◆ DESCRIPTION OF THE TASK: Reproduce exactly the lines from the one containing "Extract the structured" through the last line of the records below, both included. Leave out any pictures.

◆ STORED DATA:
__________
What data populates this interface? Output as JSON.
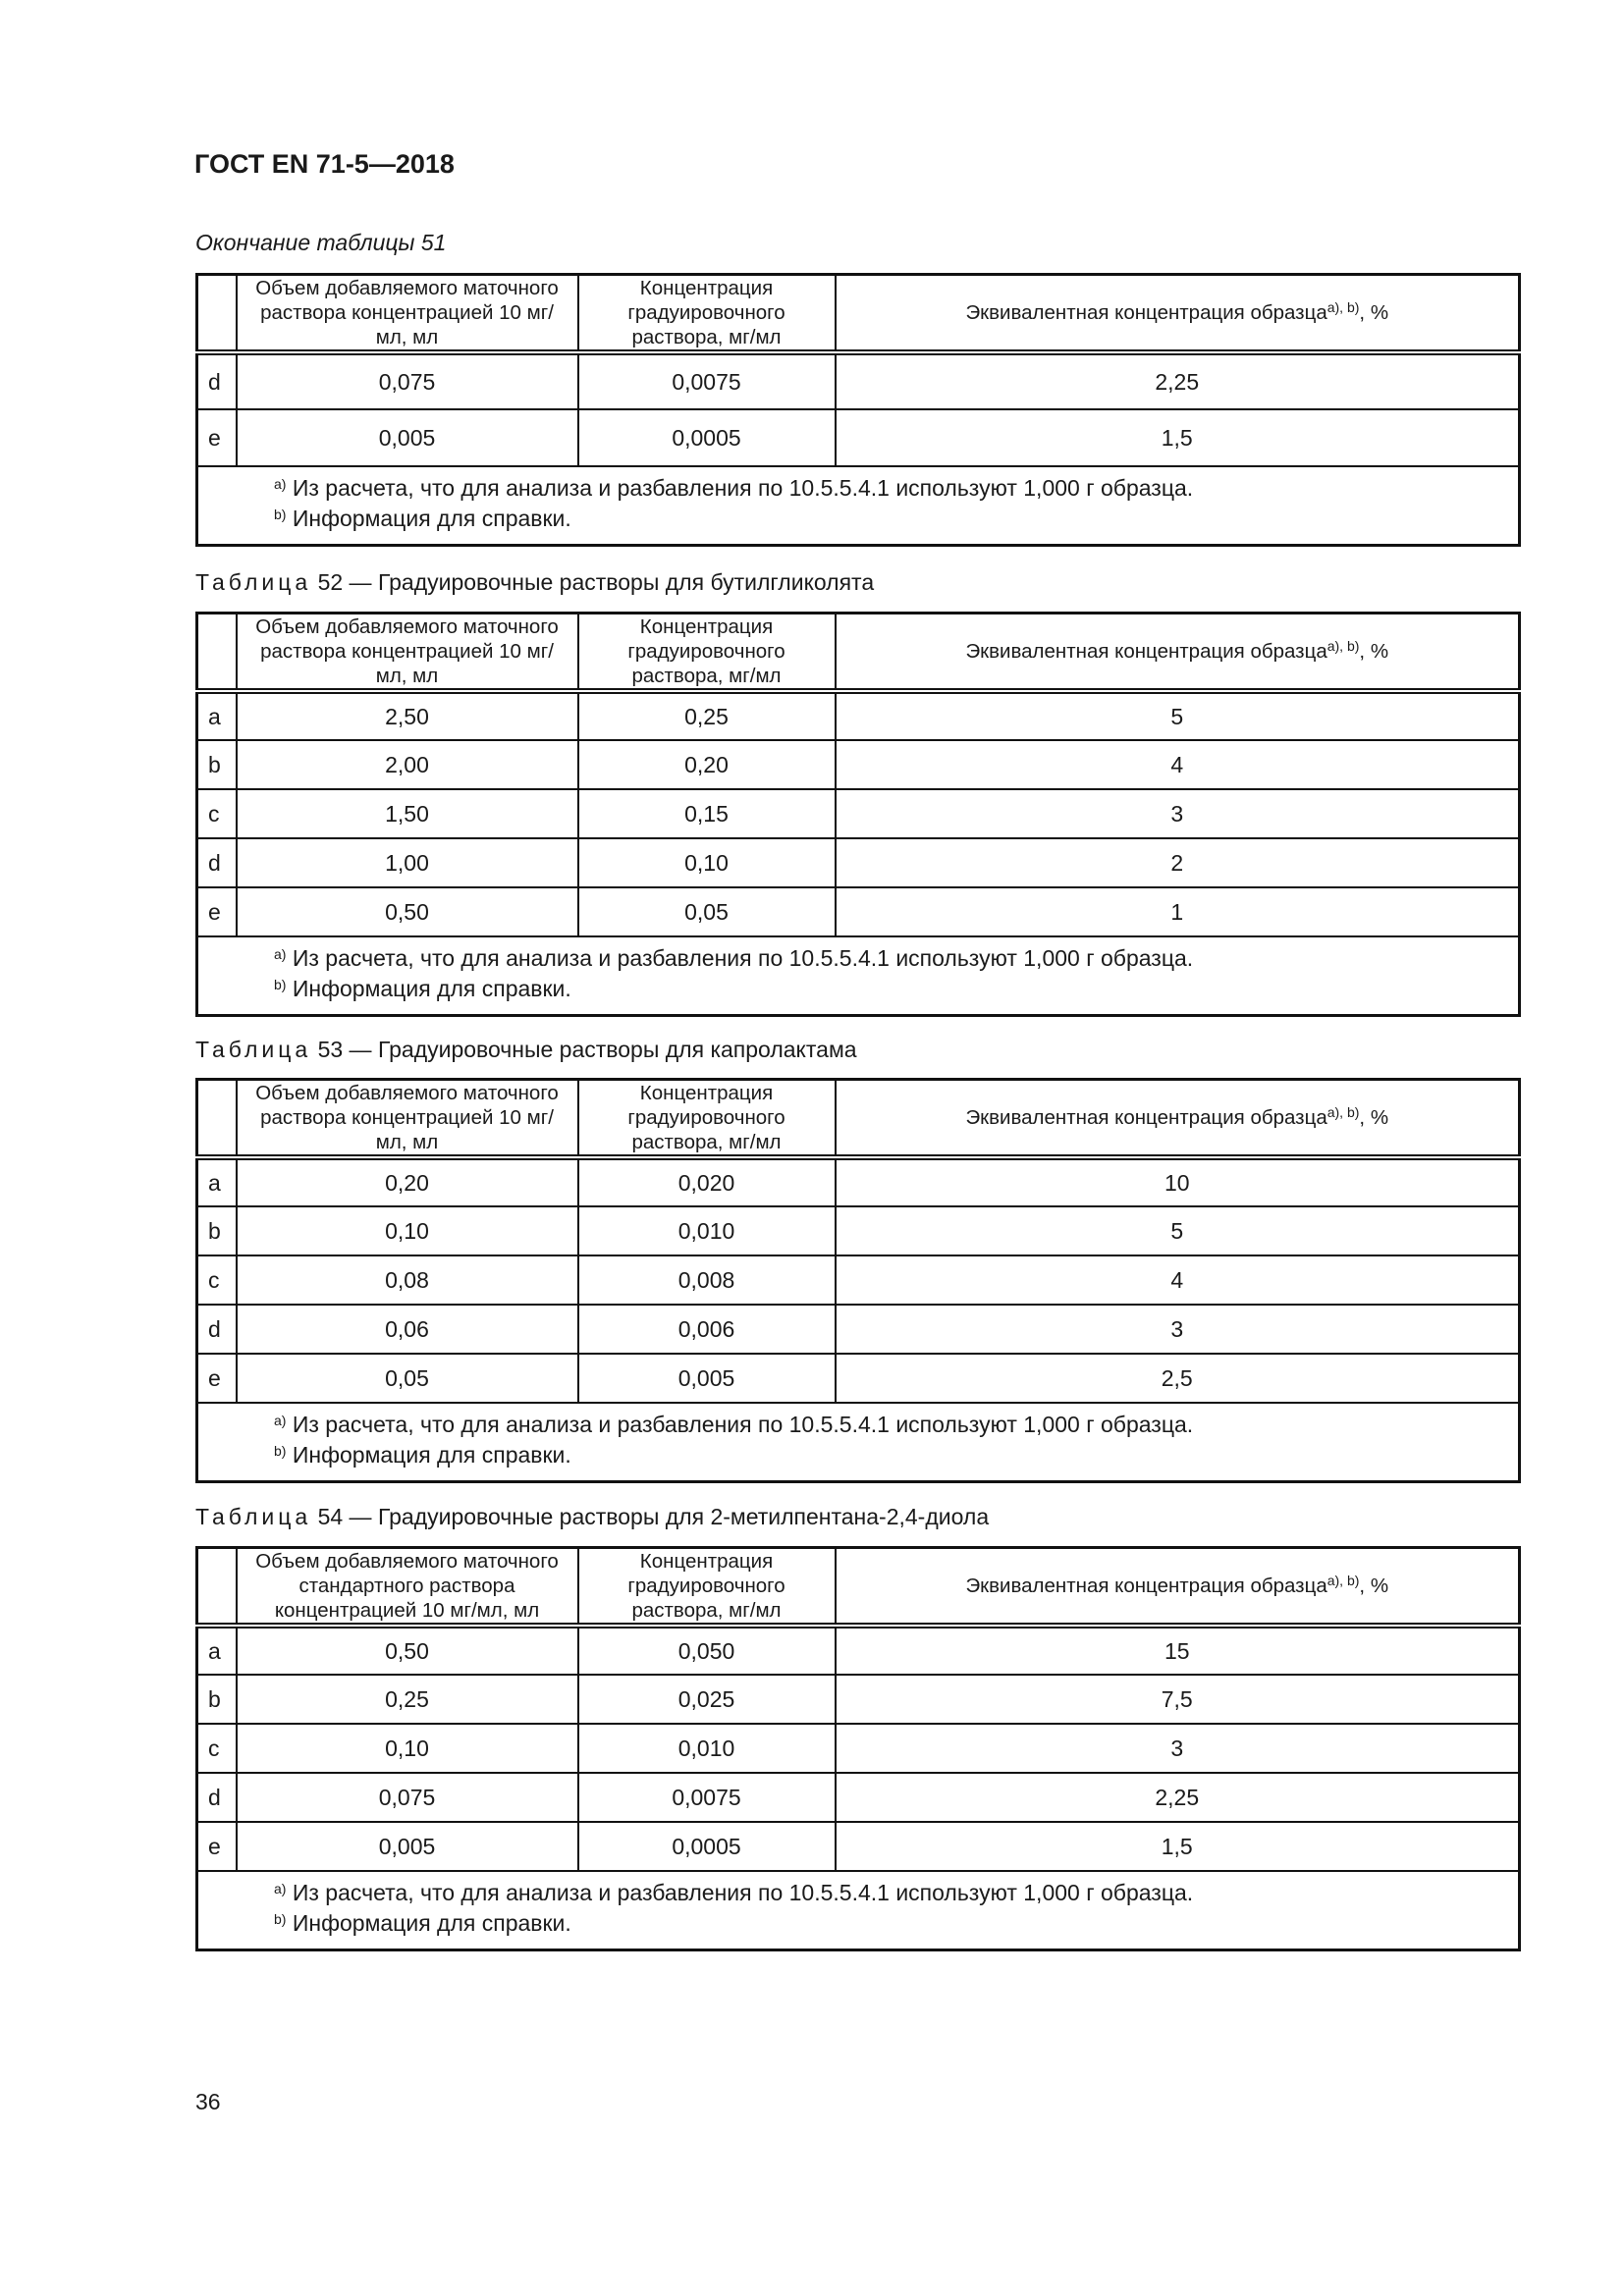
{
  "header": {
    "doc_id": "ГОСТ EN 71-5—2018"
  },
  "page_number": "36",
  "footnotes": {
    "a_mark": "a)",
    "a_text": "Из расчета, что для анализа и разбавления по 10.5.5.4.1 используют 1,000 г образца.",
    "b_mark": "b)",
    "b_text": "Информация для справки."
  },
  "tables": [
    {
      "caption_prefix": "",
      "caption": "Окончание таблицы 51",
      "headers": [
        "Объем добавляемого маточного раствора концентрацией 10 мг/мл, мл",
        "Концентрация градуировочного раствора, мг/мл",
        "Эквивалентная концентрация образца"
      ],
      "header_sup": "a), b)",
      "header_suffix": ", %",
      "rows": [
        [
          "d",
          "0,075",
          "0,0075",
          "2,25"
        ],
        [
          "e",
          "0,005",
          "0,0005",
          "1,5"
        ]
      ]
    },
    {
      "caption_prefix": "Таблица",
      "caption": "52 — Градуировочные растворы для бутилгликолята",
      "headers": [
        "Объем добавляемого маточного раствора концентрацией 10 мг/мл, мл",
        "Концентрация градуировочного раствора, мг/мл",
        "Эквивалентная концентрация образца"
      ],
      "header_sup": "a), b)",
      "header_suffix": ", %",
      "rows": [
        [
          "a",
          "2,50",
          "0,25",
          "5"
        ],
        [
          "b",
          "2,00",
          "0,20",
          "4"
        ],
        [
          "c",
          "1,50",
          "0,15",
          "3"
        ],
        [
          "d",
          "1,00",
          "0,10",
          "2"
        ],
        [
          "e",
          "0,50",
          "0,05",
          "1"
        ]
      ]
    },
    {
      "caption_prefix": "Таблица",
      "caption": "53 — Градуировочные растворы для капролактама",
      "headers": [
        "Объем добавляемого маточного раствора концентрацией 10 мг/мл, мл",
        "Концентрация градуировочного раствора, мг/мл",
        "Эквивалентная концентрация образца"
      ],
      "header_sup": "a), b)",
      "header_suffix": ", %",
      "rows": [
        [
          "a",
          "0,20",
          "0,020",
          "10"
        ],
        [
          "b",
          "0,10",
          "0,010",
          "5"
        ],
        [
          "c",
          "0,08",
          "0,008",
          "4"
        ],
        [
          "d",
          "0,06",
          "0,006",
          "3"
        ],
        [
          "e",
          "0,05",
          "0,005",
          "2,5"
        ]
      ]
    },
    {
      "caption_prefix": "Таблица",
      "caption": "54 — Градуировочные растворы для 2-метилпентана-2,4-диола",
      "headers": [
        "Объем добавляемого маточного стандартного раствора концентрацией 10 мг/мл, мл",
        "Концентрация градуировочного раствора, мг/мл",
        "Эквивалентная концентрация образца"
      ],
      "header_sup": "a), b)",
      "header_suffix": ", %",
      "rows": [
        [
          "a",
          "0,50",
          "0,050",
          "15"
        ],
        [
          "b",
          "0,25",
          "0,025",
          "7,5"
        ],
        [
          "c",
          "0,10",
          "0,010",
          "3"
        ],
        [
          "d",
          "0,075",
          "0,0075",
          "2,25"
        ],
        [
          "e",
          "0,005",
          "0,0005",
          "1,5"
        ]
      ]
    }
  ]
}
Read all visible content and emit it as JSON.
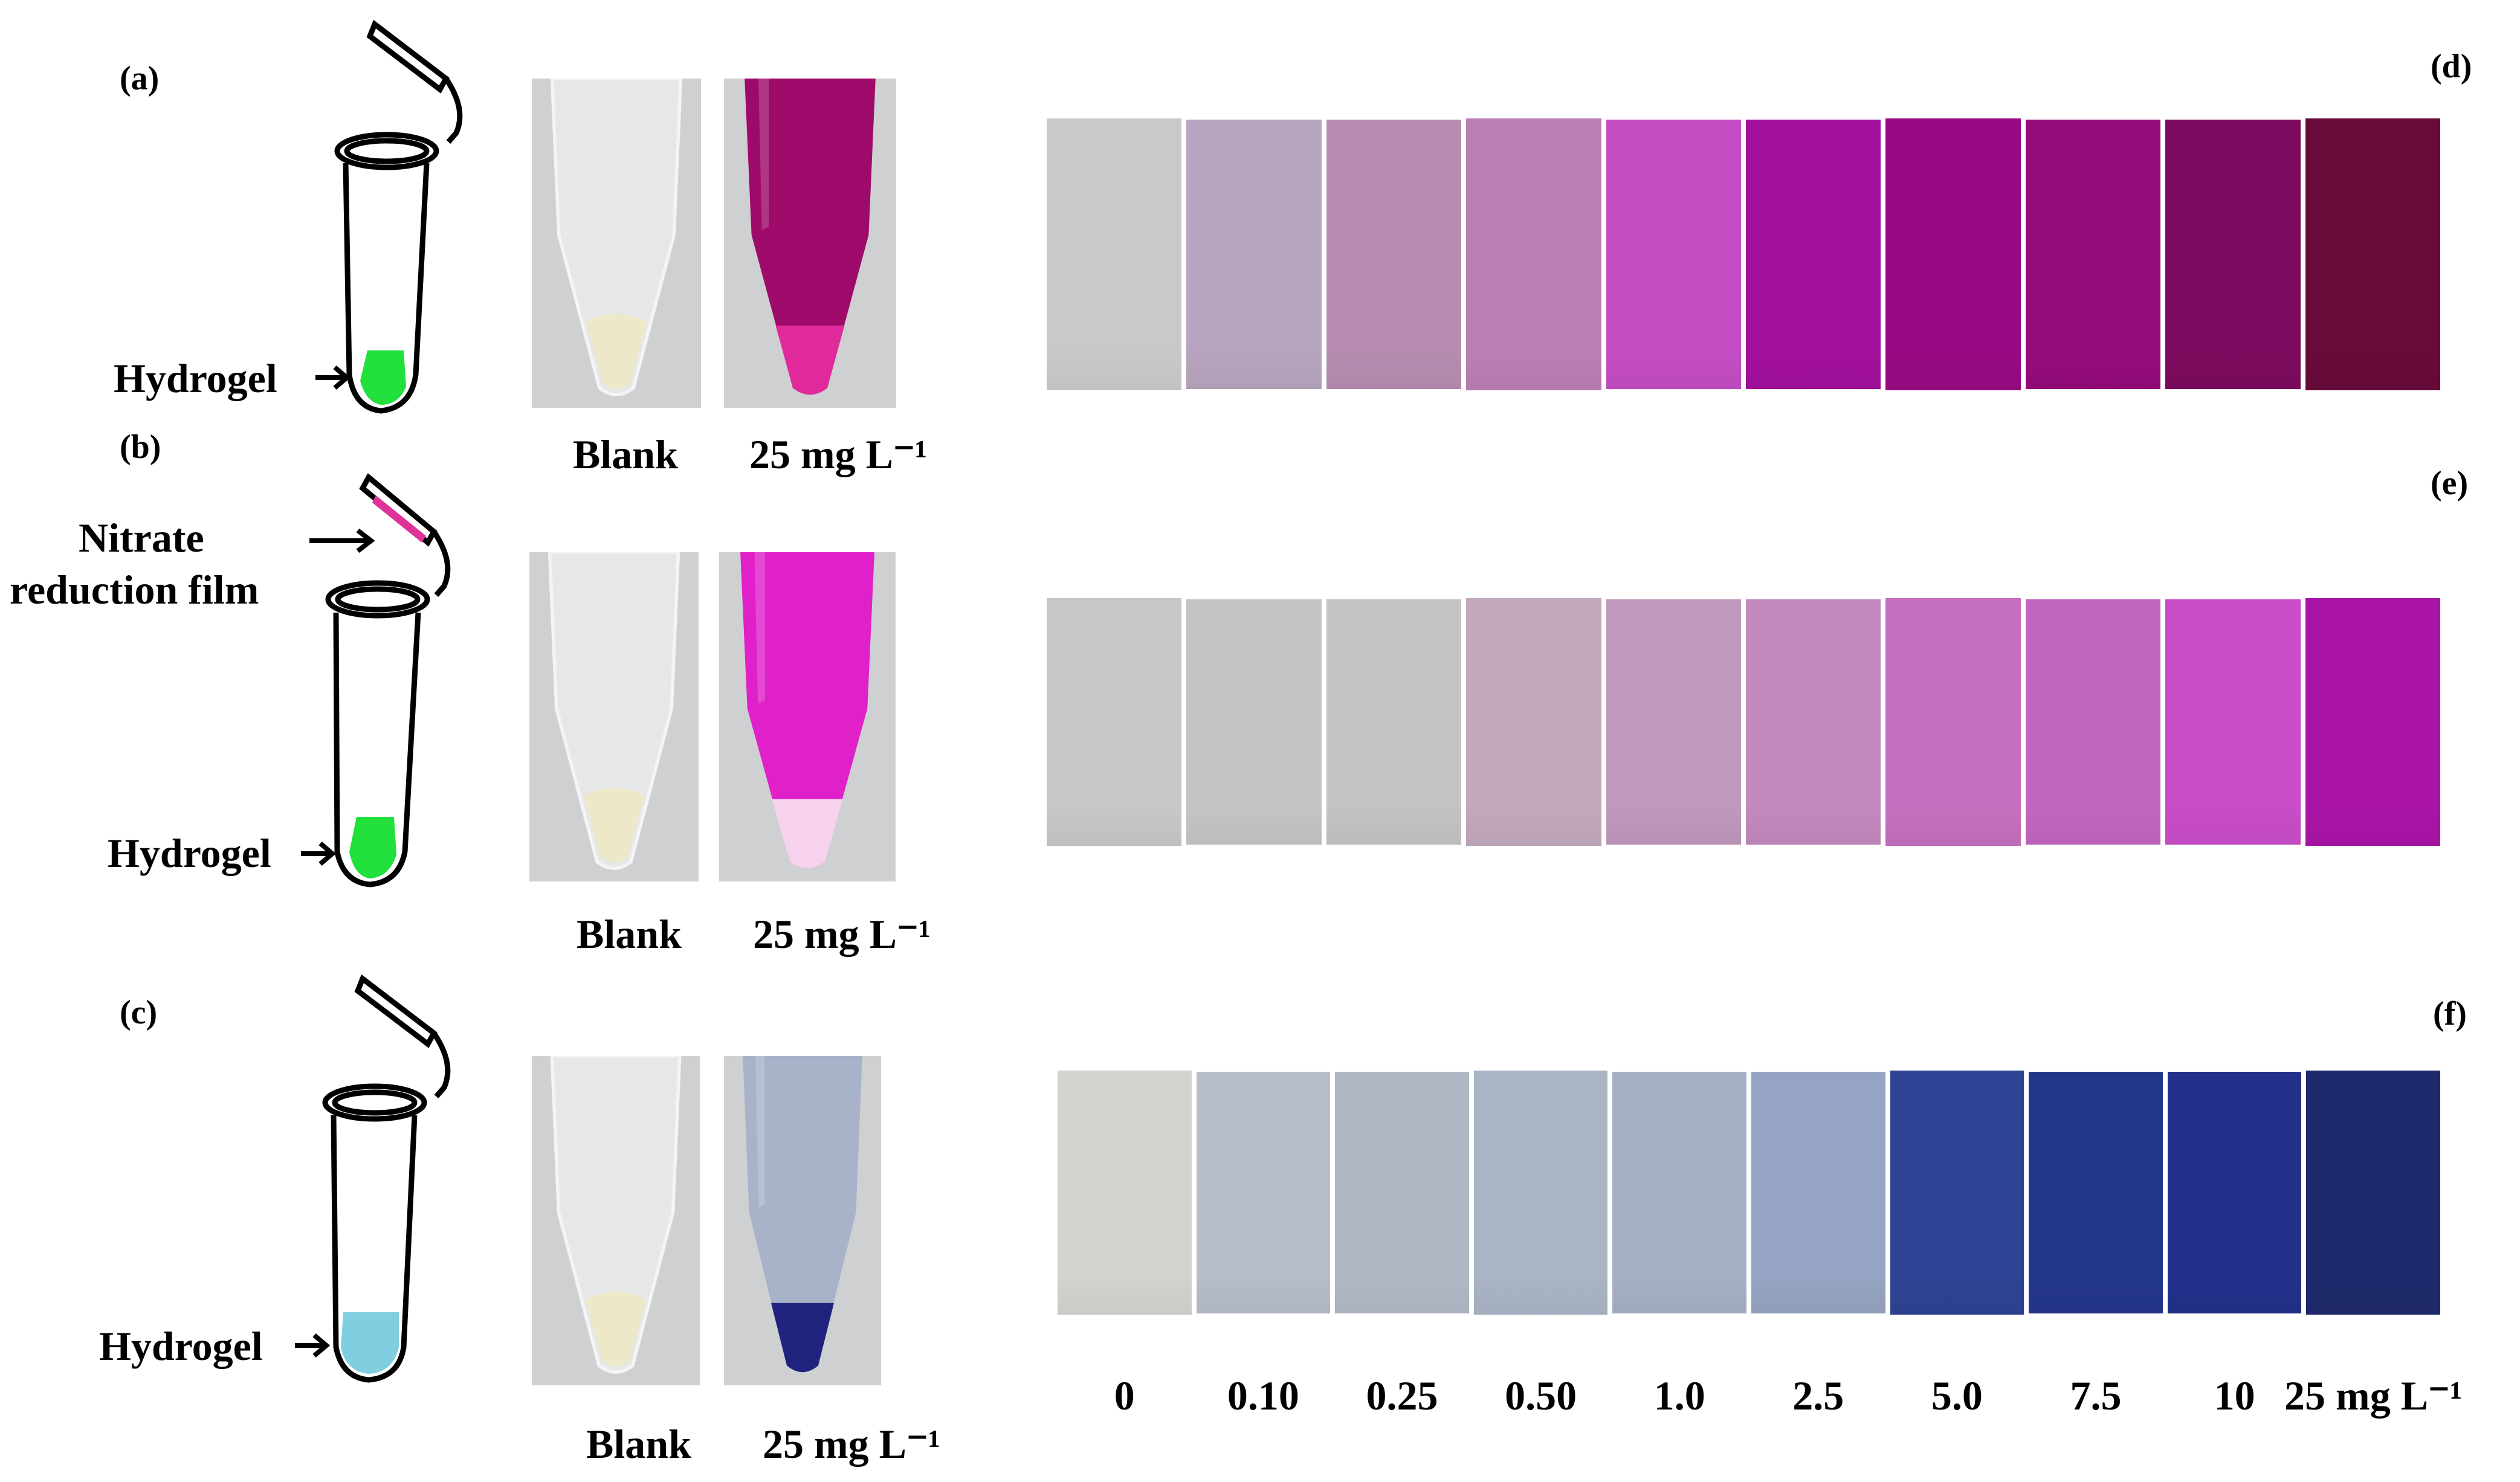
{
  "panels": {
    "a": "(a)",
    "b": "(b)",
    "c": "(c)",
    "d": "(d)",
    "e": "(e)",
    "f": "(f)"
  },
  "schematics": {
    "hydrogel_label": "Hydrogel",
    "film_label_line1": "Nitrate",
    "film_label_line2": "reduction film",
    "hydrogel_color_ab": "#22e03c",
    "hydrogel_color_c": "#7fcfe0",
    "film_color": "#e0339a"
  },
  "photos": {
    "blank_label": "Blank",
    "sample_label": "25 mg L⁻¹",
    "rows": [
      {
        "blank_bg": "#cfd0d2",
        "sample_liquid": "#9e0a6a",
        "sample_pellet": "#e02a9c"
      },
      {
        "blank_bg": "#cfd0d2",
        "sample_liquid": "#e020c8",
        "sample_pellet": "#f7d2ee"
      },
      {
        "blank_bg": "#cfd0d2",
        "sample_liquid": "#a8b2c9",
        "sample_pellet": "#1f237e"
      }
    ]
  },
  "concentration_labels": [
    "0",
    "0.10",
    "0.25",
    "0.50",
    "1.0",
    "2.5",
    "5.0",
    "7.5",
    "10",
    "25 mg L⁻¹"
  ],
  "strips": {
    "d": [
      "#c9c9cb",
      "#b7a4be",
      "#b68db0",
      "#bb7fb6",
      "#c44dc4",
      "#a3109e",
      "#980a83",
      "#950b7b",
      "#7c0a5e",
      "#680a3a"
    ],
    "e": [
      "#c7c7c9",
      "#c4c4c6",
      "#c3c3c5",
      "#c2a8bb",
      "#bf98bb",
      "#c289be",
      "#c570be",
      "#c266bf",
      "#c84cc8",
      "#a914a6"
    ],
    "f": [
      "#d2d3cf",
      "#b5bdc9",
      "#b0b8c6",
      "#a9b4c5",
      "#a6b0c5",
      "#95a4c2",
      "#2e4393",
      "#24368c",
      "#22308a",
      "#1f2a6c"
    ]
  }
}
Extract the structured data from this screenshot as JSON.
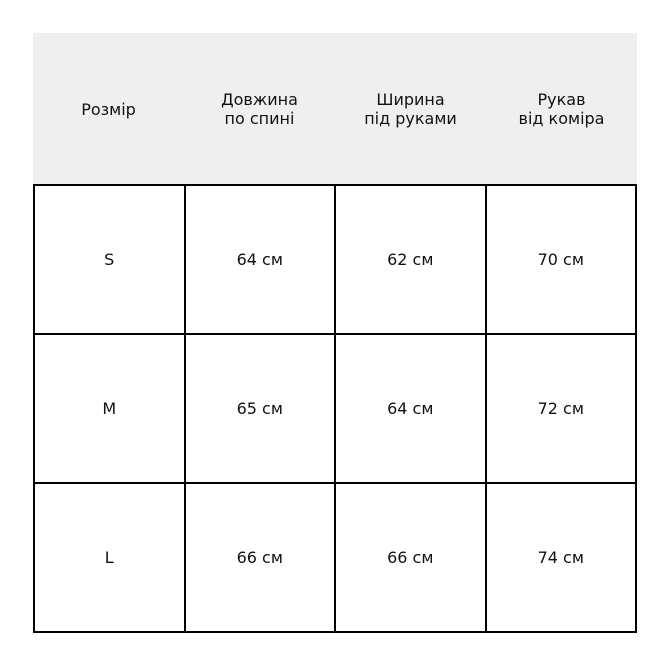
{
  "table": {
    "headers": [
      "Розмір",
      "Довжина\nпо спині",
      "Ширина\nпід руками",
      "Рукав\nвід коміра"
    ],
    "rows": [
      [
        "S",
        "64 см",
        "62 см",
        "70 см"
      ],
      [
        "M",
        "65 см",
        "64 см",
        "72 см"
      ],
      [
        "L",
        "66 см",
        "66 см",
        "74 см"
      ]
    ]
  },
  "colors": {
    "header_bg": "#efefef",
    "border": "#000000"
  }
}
__________
◆ OUTPUT OF THE EXERCISE:
Extract the structured data from this screenshot as JSON.
{
  "table": {
    "headers": [
      "Розмір",
      "Довжина\nпо спині",
      "Ширина\nпід руками",
      "Рукав\nвід коміра"
    ],
    "rows": [
      [
        "S",
        "64 см",
        "62 см",
        "70 см"
      ],
      [
        "M",
        "65 см",
        "64 см",
        "72 см"
      ],
      [
        "L",
        "66 см",
        "66 см",
        "74 см"
      ]
    ]
  },
  "colors": {
    "header_bg": "#efefef",
    "border": "#000000"
  }
}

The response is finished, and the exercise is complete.